▶ _Data entries_:
────────────────────

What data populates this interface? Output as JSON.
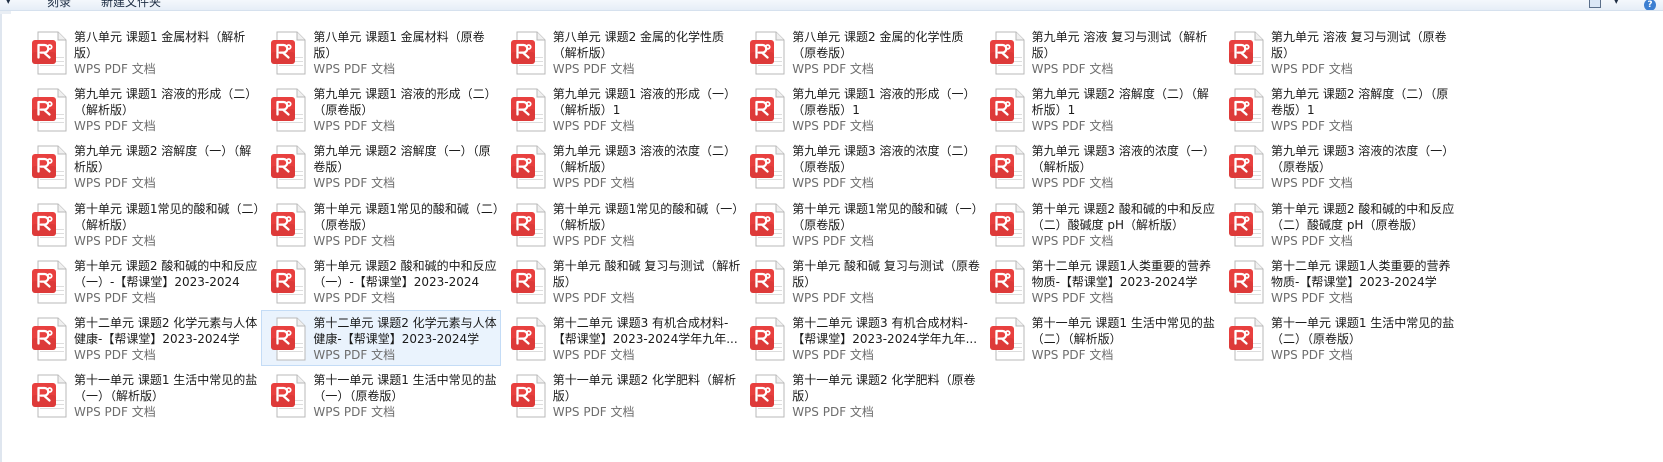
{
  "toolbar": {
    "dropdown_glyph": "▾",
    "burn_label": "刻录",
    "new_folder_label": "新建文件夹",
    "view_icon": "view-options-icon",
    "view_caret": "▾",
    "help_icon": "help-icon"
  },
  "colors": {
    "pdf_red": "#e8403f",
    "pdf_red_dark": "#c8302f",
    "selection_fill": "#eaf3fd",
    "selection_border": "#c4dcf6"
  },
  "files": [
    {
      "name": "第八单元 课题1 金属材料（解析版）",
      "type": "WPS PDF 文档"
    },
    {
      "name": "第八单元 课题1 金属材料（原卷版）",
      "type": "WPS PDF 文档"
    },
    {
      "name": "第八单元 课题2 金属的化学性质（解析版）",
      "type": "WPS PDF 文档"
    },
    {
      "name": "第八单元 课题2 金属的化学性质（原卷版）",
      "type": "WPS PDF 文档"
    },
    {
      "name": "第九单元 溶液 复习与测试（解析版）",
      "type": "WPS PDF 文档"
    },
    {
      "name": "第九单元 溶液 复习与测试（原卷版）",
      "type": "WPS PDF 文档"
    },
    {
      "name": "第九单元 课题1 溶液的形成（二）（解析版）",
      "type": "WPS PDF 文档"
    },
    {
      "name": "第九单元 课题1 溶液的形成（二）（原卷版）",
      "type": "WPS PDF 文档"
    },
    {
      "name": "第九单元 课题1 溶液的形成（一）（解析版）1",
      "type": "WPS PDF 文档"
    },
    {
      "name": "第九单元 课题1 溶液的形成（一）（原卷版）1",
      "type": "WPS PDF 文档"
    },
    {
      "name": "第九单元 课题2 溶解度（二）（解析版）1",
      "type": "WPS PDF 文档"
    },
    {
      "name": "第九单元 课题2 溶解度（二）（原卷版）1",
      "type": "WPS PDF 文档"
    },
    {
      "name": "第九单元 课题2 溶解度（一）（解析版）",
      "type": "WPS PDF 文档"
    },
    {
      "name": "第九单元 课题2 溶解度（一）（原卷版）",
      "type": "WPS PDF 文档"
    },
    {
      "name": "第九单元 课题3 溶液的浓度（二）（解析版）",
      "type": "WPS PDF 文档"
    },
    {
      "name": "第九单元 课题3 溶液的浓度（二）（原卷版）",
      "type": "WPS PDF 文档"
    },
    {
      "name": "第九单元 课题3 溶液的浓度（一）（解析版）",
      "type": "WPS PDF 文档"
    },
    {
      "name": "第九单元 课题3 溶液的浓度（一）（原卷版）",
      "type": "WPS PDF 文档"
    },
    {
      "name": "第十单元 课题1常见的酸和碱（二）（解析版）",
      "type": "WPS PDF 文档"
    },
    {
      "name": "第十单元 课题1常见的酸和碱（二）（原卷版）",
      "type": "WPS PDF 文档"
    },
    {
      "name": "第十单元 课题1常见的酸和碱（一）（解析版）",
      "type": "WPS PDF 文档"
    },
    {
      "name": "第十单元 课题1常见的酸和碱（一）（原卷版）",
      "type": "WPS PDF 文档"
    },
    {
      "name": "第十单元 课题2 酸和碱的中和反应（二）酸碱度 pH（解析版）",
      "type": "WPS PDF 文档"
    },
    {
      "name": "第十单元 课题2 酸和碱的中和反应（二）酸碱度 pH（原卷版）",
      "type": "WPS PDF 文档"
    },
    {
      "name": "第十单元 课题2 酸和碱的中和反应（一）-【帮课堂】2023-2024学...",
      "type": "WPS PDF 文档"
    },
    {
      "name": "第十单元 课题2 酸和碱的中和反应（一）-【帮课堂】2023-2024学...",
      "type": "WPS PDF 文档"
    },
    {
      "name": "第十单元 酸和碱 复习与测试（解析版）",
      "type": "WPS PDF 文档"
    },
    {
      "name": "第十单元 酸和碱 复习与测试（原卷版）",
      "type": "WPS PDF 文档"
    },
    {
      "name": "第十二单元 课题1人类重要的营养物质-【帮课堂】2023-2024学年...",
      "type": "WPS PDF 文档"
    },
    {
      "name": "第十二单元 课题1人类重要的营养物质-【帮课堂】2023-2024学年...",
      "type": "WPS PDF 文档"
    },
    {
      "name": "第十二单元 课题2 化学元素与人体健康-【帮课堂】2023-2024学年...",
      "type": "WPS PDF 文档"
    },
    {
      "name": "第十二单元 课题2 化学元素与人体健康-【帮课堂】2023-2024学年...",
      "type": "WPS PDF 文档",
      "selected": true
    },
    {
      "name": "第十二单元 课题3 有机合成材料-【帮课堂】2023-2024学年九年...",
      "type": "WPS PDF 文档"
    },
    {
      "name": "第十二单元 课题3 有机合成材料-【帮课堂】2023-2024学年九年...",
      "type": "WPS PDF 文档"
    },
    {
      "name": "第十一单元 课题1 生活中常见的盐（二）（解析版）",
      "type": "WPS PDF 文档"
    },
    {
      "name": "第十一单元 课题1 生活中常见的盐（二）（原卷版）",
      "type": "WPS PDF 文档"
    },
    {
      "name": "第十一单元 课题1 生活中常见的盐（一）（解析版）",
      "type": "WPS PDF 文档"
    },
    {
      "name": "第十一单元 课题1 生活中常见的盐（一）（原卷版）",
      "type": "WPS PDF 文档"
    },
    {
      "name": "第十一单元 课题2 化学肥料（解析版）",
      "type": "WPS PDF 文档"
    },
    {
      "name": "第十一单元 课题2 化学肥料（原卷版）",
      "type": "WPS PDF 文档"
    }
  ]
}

────────────────────

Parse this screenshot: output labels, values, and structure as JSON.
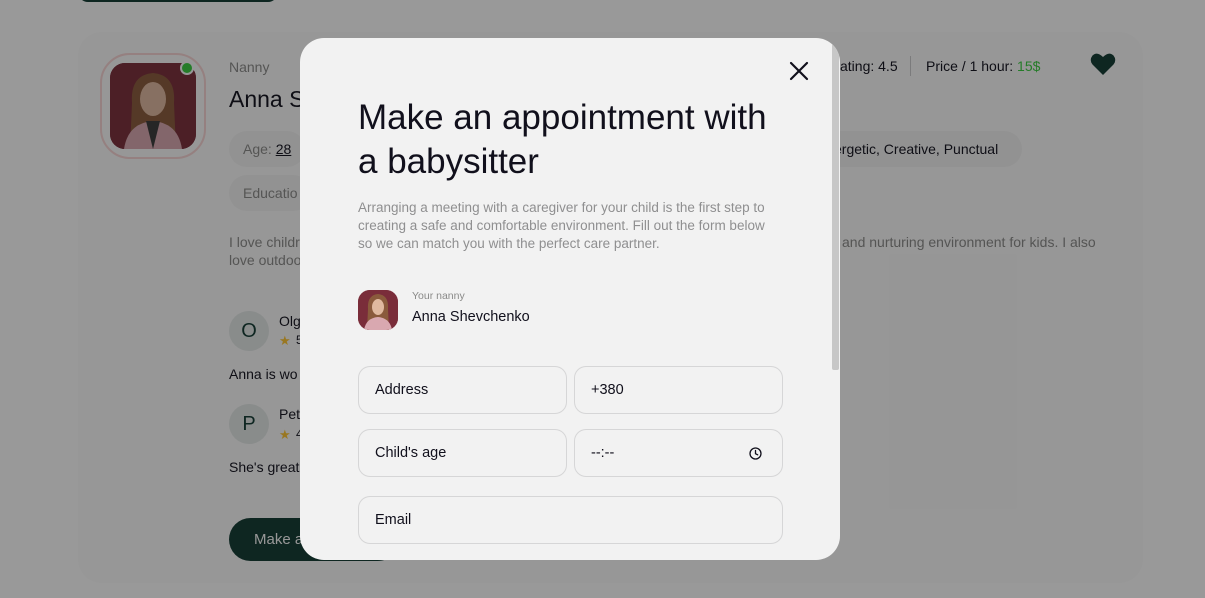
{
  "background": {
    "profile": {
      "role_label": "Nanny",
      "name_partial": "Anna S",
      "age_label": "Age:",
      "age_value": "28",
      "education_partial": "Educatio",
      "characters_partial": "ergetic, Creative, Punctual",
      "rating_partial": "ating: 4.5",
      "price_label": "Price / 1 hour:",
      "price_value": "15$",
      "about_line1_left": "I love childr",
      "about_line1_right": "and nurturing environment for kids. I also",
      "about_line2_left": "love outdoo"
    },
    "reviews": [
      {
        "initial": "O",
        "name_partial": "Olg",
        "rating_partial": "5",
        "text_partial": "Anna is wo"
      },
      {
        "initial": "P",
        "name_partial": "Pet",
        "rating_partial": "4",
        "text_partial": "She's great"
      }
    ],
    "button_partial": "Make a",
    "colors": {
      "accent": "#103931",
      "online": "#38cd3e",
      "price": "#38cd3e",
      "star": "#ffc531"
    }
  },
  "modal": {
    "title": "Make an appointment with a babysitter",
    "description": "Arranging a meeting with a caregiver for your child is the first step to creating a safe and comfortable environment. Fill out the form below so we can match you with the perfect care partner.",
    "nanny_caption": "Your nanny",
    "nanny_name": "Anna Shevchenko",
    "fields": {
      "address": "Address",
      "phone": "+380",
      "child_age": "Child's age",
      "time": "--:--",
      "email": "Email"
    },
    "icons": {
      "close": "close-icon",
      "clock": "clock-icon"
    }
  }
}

────────────────────

▶ _STATED TASK_: State the count of lines with the word "复习与测试" in them, and write nothing else.

▶ _EXERCISE SOLUTION_: 4